Task: Work out the number of lines with the word "velg" in the material below, then reply with that number only.

Stored entries
━━━━━━━━━━━━━━━━━━━━━━━━━━━━━━

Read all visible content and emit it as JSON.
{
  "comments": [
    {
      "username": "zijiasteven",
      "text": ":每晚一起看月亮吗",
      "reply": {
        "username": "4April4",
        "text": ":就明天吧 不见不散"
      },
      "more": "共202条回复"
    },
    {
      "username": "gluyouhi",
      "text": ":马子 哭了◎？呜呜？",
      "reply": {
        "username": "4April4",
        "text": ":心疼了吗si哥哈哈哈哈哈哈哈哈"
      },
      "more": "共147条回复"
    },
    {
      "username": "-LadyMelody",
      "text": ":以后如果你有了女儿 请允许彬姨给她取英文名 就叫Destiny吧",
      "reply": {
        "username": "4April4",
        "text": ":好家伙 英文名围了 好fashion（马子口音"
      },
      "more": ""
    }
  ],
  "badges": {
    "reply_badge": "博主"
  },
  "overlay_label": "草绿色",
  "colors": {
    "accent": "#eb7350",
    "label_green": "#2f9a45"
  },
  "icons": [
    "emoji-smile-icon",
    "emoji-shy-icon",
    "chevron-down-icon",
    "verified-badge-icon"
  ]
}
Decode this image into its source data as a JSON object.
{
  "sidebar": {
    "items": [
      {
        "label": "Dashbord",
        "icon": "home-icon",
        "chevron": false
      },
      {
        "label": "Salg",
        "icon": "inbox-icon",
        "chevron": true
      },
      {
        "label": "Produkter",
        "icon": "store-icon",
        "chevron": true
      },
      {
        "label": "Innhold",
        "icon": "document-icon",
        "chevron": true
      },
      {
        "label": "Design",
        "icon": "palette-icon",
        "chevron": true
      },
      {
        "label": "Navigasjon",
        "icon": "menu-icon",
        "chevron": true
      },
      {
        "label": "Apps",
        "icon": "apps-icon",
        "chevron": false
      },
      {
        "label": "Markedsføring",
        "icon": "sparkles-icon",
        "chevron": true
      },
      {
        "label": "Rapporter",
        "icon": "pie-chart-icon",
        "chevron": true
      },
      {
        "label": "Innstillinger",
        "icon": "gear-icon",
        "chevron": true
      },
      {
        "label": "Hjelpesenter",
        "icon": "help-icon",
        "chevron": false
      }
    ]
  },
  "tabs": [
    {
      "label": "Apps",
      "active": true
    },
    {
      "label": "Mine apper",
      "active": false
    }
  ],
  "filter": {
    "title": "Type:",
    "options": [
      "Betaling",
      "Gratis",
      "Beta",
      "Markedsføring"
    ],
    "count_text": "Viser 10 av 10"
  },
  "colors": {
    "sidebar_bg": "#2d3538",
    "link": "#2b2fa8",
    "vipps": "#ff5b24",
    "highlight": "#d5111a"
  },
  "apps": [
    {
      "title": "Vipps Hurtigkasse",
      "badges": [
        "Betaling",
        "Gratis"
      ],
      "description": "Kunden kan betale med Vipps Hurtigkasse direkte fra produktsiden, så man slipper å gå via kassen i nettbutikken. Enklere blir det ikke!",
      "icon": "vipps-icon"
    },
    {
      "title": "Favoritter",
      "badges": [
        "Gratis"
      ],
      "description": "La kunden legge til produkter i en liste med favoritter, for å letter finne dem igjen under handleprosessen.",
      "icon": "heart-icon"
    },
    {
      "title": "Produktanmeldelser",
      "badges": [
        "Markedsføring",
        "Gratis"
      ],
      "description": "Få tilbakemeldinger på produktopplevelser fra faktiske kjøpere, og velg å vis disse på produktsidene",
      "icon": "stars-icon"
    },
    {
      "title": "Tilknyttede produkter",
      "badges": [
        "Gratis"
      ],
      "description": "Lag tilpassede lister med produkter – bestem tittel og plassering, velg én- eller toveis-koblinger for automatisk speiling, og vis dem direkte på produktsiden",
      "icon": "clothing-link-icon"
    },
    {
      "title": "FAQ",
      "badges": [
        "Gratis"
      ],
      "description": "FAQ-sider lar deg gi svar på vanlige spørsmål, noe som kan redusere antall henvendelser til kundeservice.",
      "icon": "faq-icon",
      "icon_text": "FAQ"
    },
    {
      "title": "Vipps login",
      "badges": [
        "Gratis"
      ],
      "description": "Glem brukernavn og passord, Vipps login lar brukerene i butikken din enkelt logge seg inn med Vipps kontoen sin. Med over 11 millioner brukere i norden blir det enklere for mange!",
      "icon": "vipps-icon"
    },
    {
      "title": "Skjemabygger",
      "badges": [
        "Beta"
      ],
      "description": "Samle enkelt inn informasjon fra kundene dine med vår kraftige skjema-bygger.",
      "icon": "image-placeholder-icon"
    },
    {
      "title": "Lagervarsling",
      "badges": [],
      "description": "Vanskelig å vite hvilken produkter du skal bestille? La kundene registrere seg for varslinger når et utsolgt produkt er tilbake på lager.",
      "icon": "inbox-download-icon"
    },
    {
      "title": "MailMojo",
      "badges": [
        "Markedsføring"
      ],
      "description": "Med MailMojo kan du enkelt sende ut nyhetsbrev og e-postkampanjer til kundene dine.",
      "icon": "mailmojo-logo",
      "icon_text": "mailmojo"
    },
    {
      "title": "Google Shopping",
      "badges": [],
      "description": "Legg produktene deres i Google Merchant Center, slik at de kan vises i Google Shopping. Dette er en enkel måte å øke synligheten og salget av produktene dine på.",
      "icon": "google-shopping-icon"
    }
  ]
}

━━━━━━━━━━━━━━━━━━━━━━━━━━━━━━

Task answer: 2